* ROWS
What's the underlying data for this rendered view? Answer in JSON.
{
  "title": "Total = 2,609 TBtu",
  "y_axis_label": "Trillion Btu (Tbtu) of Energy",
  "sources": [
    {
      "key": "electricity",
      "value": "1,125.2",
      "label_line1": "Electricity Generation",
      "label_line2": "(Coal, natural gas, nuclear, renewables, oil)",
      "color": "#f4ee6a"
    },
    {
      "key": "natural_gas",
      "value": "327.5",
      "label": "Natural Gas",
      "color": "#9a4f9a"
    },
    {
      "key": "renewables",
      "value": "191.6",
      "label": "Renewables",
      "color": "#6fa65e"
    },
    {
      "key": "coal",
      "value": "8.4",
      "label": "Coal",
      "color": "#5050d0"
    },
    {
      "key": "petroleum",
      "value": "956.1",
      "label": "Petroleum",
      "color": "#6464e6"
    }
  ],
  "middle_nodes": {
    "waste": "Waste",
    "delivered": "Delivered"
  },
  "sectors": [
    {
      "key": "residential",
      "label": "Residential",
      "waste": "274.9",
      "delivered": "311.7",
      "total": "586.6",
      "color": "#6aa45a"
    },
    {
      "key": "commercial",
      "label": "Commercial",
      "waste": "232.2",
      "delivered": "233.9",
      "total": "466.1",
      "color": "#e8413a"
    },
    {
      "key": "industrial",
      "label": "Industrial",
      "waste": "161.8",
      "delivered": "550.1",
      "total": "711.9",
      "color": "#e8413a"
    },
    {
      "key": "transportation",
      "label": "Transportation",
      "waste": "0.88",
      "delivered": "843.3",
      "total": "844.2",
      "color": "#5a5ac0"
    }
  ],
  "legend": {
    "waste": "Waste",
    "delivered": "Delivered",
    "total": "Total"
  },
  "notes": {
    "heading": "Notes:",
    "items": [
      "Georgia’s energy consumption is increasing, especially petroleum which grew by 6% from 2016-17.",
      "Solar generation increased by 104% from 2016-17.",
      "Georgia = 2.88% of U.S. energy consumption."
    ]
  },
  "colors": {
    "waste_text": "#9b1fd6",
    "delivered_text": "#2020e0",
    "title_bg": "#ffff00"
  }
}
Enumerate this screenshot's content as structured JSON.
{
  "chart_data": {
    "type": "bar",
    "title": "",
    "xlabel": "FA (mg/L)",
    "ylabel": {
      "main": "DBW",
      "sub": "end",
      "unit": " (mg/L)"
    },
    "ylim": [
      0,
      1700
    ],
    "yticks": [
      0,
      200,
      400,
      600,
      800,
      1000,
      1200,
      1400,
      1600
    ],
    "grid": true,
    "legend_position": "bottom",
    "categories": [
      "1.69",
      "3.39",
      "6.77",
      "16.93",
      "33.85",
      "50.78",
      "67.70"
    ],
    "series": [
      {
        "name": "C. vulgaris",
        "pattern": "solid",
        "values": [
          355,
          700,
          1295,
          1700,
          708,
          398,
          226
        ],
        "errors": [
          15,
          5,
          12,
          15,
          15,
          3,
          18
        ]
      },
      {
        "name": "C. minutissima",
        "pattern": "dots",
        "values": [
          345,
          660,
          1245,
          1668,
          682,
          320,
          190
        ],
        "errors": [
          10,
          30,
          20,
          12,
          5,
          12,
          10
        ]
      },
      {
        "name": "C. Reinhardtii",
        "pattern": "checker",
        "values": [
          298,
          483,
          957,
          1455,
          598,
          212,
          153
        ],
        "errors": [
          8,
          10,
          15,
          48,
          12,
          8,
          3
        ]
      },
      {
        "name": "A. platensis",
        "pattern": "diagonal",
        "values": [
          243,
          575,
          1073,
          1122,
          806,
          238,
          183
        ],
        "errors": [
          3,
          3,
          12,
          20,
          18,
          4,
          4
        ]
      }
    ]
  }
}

* TASK TO CARRY OUT
Extract every line above that contains the word "this".

* SOLUTION
What's the underlying data for this rendered view? Answer in JSON.
Enumerate this screenshot's content as structured JSON.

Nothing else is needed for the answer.